# WRITTEN TASK
Can you copy every one of the lines below exactly, leaving the pictures out?

# GIVEN RECORDS
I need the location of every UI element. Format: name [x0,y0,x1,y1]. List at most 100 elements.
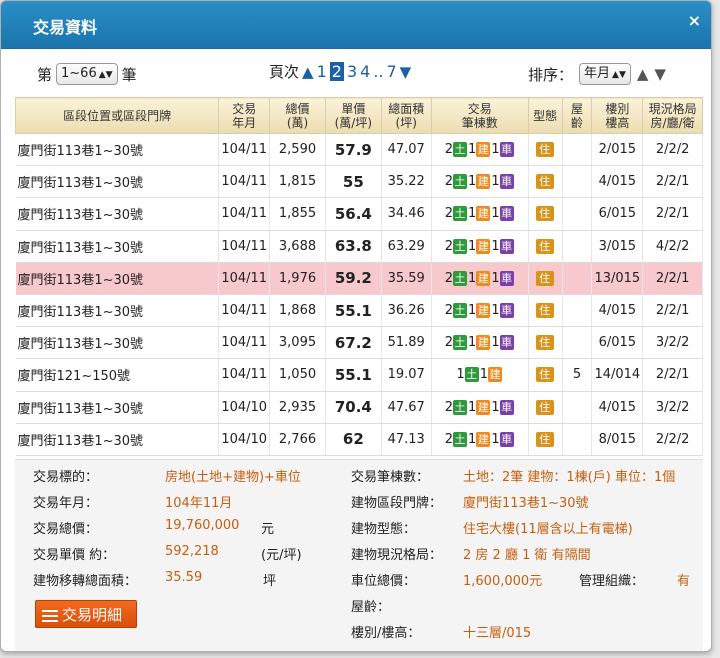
column-header: 型態 [527,97,563,134]
parking-badge: 車 [499,303,514,319]
building-badge: 建 [476,335,491,351]
table-row[interactable]: 廈門街113巷1~30號 104/11 1,815 55 35.22 2 土 1 建 1 車住 4/0… [15,165,703,199]
land-badge: 土 [453,174,468,190]
table-row[interactable]: 廈門街113巷1~30號 104/10 2,935 70.4 47.67 2 土 1 建 1 車住 4… [15,391,703,424]
page-link-1[interactable]: 1 [317,62,327,81]
address-cell: 廈門街121~150號 [15,358,220,392]
land-badge: 土 [453,335,468,351]
layout-cell: 2/2/1 [642,294,703,328]
table-row[interactable]: 廈門街121~150號 104/11 1,050 55.1 19.07 1 土 1 建住 5 14/… [15,358,703,392]
page-links: 1 2 3 4.. 7 [317,62,397,81]
count-cell: 2土1建1車 [431,262,529,295]
column-header: 區段位置或區段門牌 [14,97,220,134]
column-header: 總價 (萬) [269,97,326,134]
area-cell: 34.46 [381,197,432,231]
next-page-icon[interactable]: ▼ [400,63,412,81]
dialog-content: 第 1~66 ▲▼ 筆 頁次 ▲ 1 2 3 4.. 7 ▼ 排序： 年月 ▲▼ ▲ ▼ [11,49,703,651]
count-number: 1 [491,142,500,158]
count-number: 1 [491,399,500,415]
age-cell [562,197,593,231]
table-row[interactable]: 廈門街113巷1~30號 104/11 2,590 57.9 47.07 2 土 1 建 1 車住 2… [15,133,703,167]
layout-cell: 2/2/2 [642,133,703,167]
page-link-3[interactable]: 3 [347,62,357,81]
address-cell: 廈門街113巷1~30號 [15,294,220,328]
table-row[interactable]: 廈門街113巷1~30號 104/11 1,855 56.4 34.46 2 土 1 建 1 車住 6… [15,197,703,231]
date-cell: 104/11 [218,197,271,231]
parking-badge: 車 [499,142,514,158]
ym-label: 交易年月： [33,496,99,511]
count-number: 2 [444,142,454,158]
address-cell: 廈門街113巷1~30號 [15,262,220,295]
address-cell: 廈門街113巷1~30號 [15,326,220,360]
residential-badge: 住 [535,174,554,190]
unit-price-cell: 62 [325,423,382,456]
sort-select[interactable]: 年月 ▲▼ [579,63,631,85]
residential-badge: 住 [535,238,554,254]
type-label: 建物型態： [351,522,417,537]
age-cell [562,230,593,263]
building-badge: 建 [476,431,491,447]
layout-cell: 2/2/1 [642,358,703,392]
age-cell: 5 [562,358,593,392]
area-cell: 35.59 [381,262,432,295]
table-row[interactable]: 廈門街113巷1~30號 104/11 3,688 63.8 63.29 2 土 1 建 1 車住 3… [15,230,703,263]
sort-desc-icon[interactable]: ▼ [654,65,666,83]
page-link-2[interactable]: 2 [329,62,344,81]
land-badge: 土 [464,367,479,383]
addr-value: 廈門街113巷1~30號 [463,496,589,511]
table-row[interactable]: 廈門街113巷1~30號 104/10 2,766 62 47.13 2 土 1 建 1 車住 8/0… [15,423,703,456]
date-cell: 104/10 [218,391,271,424]
area-label: 建物移轉總面積： [33,574,138,589]
building-badge: 建 [476,142,491,158]
building-badge: 建 [476,303,491,319]
age-cell [562,165,593,199]
page-link-7[interactable]: 7 [386,62,396,81]
land-badge: 土 [453,142,468,158]
sort-asc-icon[interactable]: ▲ [637,65,649,83]
count-number: 1 [468,174,477,190]
count-cell: 2土1建1車 [431,391,529,424]
land-badge: 土 [453,238,468,254]
residential-badge: 住 [535,142,554,158]
count-number: 2 [444,174,454,190]
area-cell: 51.89 [381,326,432,360]
type-cell: 住 [528,197,563,231]
range-suffix: 筆 [121,65,137,84]
transaction-detail-button[interactable]: 交易明細 [35,600,137,628]
total-price-cell: 3,688 [269,230,326,263]
page-link-4[interactable]: 4 [360,62,370,81]
count-number: 1 [491,431,500,447]
range-select[interactable]: 1~66 ▲▼ [56,63,118,85]
table-row[interactable]: 廈門街113巷1~30號 104/11 3,095 67.2 51.89 2 土 1 建 1 車住 6… [15,326,703,360]
count-cell: 1土1建 [431,358,529,392]
type-cell: 住 [528,326,563,360]
date-cell: 104/11 [218,358,271,392]
count-number: 1 [468,303,477,319]
layout-cell: 2/2/2 [642,423,703,456]
age-cell [562,262,593,295]
count-cell: 2土1建1車 [431,197,529,231]
land-badge: 土 [453,303,468,319]
type-cell: 住 [528,262,563,295]
type-cell: 住 [528,391,563,424]
table-row[interactable]: 廈門街113巷1~30號 104/11 1,868 55.1 36.26 2 土 1 建 1 車住 4… [15,294,703,328]
close-icon[interactable]: × [688,11,701,30]
address-cell: 廈門街113巷1~30號 [15,133,220,167]
prev-page-icon[interactable]: ▲ [302,63,314,81]
mgmt-label: 管理組織： [579,574,645,589]
total-value: 19,760,000 [165,518,240,533]
address-cell: 廈門街113巷1~30號 [15,230,220,263]
floor-cell: 3/015 [591,230,644,263]
count-cell: 2土1建1車 [431,326,529,360]
column-header: 交易 筆棟數 [430,97,529,134]
count-number: 1 [468,142,477,158]
mgmt-value: 有 [677,574,691,589]
total-price-cell: 1,868 [269,294,326,328]
age-cell [562,326,593,360]
column-header: 交易 年月 [218,97,271,134]
count-number: 2 [444,238,454,254]
table-row[interactable]: 廈門街113巷1~30號 104/11 1,976 59.2 35.59 2 土 1 建 1 車住 1… [15,262,703,295]
unit-value: 592,218 [165,544,219,559]
building-badge: 建 [476,238,491,254]
floor-cell: 14/014 [591,358,644,392]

# WRITTEN SOLUTION
I need the location of every UI element. Format: name [x0,y0,x1,y1]. List at most 100 elements.
column-header: 型態 [527,97,563,134]
parking-badge: 車 [499,303,514,319]
building-badge: 建 [476,335,491,351]
table-row[interactable]: 廈門街113巷1~30號 104/11 1,815 55 35.22 2 土 1 建 1 車住 4/0… [15,165,703,199]
land-badge: 土 [453,174,468,190]
table-row[interactable]: 廈門街113巷1~30號 104/10 2,935 70.4 47.67 2 土 1 建 1 車住 4… [15,391,703,424]
page-link-1[interactable]: 1 [317,62,327,81]
address-cell: 廈門街121~150號 [15,358,220,392]
land-badge: 土 [453,335,468,351]
layout-cell: 2/2/1 [642,294,703,328]
table-row[interactable]: 廈門街121~150號 104/11 1,050 55.1 19.07 1 土 1 建住 5 14/… [15,358,703,392]
page-links: 1 2 3 4.. 7 [317,62,397,81]
count-cell: 2土1建1車 [431,262,529,295]
column-header: 區段位置或區段門牌 [14,97,220,134]
column-header: 總價 (萬) [269,97,326,134]
area-cell: 34.46 [381,197,432,231]
next-page-icon[interactable]: ▼ [400,63,412,81]
dialog-content: 第 1~66 ▲▼ 筆 頁次 ▲ 1 2 3 4.. 7 ▼ 排序： 年月 ▲▼ ▲ ▼ [11,49,703,651]
count-number: 1 [491,142,500,158]
count-number: 1 [491,399,500,415]
age-cell [562,197,593,231]
table-row[interactable]: 廈門街113巷1~30號 104/11 2,590 57.9 47.07 2 土 1 建 1 車住 2… [15,133,703,167]
layout-cell: 2/2/2 [642,133,703,167]
page-link-3[interactable]: 3 [347,62,357,81]
address-cell: 廈門街113巷1~30號 [15,294,220,328]
table-row[interactable]: 廈門街113巷1~30號 104/11 1,855 56.4 34.46 2 土 1 建 1 車住 6… [15,197,703,231]
date-cell: 104/11 [218,197,271,231]
parking-badge: 車 [499,142,514,158]
ym-label: 交易年月： [33,496,99,511]
count-number: 2 [444,142,454,158]
address-cell: 廈門街113巷1~30號 [15,262,220,295]
address-cell: 廈門街113巷1~30號 [15,326,220,360]
residential-badge: 住 [535,174,554,190]
unit-price-cell: 62 [325,423,382,456]
sort-select[interactable]: 年月 ▲▼ [579,63,631,85]
residential-badge: 住 [535,238,554,254]
type-label: 建物型態： [351,522,417,537]
age-cell [562,230,593,263]
building-badge: 建 [476,431,491,447]
layout-cell: 2/2/1 [642,358,703,392]
age-cell: 5 [562,358,593,392]
area-cell: 35.59 [381,262,432,295]
table-row[interactable]: 廈門街113巷1~30號 104/11 3,688 63.8 63.29 2 土 1 建 1 車住 3… [15,230,703,263]
sort-desc-icon[interactable]: ▼ [654,65,666,83]
page-link-2[interactable]: 2 [329,62,344,81]
land-badge: 土 [464,367,479,383]
addr-value: 廈門街113巷1~30號 [463,496,589,511]
table-row[interactable]: 廈門街113巷1~30號 104/10 2,766 62 47.13 2 土 1 建 1 車住 8/0… [15,423,703,456]
date-cell: 104/10 [218,391,271,424]
area-label: 建物移轉總面積： [33,574,138,589]
building-badge: 建 [476,142,491,158]
building-badge: 建 [476,303,491,319]
age-cell [562,165,593,199]
page-link-7[interactable]: 7 [386,62,396,81]
land-badge: 土 [453,142,468,158]
sort-asc-icon[interactable]: ▲ [637,65,649,83]
count-number: 1 [468,174,477,190]
count-cell: 2土1建1車 [431,391,529,424]
land-badge: 土 [453,238,468,254]
residential-badge: 住 [535,142,554,158]
count-number: 2 [444,174,454,190]
area-cell: 51.89 [381,326,432,360]
type-cell: 住 [528,197,563,231]
range-suffix: 筆 [121,65,137,84]
transaction-detail-button[interactable]: 交易明細 [35,600,137,628]
total-price-cell: 3,688 [269,230,326,263]
page-link-4[interactable]: 4 [360,62,370,81]
count-number: 1 [491,431,500,447]
range-select[interactable]: 1~66 ▲▼ [56,63,118,85]
table-row[interactable]: 廈門街113巷1~30號 104/11 3,095 67.2 51.89 2 土 1 建 1 車住 6… [15,326,703,360]
count-cell: 1土1建 [431,358,529,392]
type-cell: 住 [528,326,563,360]
date-cell: 104/11 [218,358,271,392]
count-number: 1 [468,303,477,319]
layout-cell: 2/2/2 [642,423,703,456]
age-cell [562,262,593,295]
count-cell: 2土1建1車 [431,197,529,231]
land-badge: 土 [453,303,468,319]
type-cell: 住 [528,262,563,295]
type-cell: 住 [528,391,563,424]
table-row[interactable]: 廈門街113巷1~30號 104/11 1,868 55.1 36.26 2 土 1 建 1 車住 4… [15,294,703,328]
close-icon[interactable]: × [688,11,701,30]
address-cell: 廈門街113巷1~30號 [15,133,220,167]
prev-page-icon[interactable]: ▲ [302,63,314,81]
mgmt-label: 管理組織： [579,574,645,589]
total-value: 19,760,000 [165,518,240,533]
address-cell: 廈門街113巷1~30號 [15,230,220,263]
floor-cell: 3/015 [591,230,644,263]
count-cell: 2土1建1車 [431,326,529,360]
column-header: 交易 筆棟數 [430,97,529,134]
count-number: 1 [468,142,477,158]
mgmt-value: 有 [677,574,691,589]
total-price-cell: 1,868 [269,294,326,328]
age-cell [562,326,593,360]
column-header: 交易 年月 [218,97,271,134]
count-number: 2 [444,238,454,254]
table-row[interactable]: 廈門街113巷1~30號 104/11 1,976 59.2 35.59 2 土 1 建 1 車住 1… [15,262,703,295]
unit-value: 592,218 [165,544,219,559]
building-badge: 建 [476,238,491,254]
floor-cell: 14/014 [591,358,644,392]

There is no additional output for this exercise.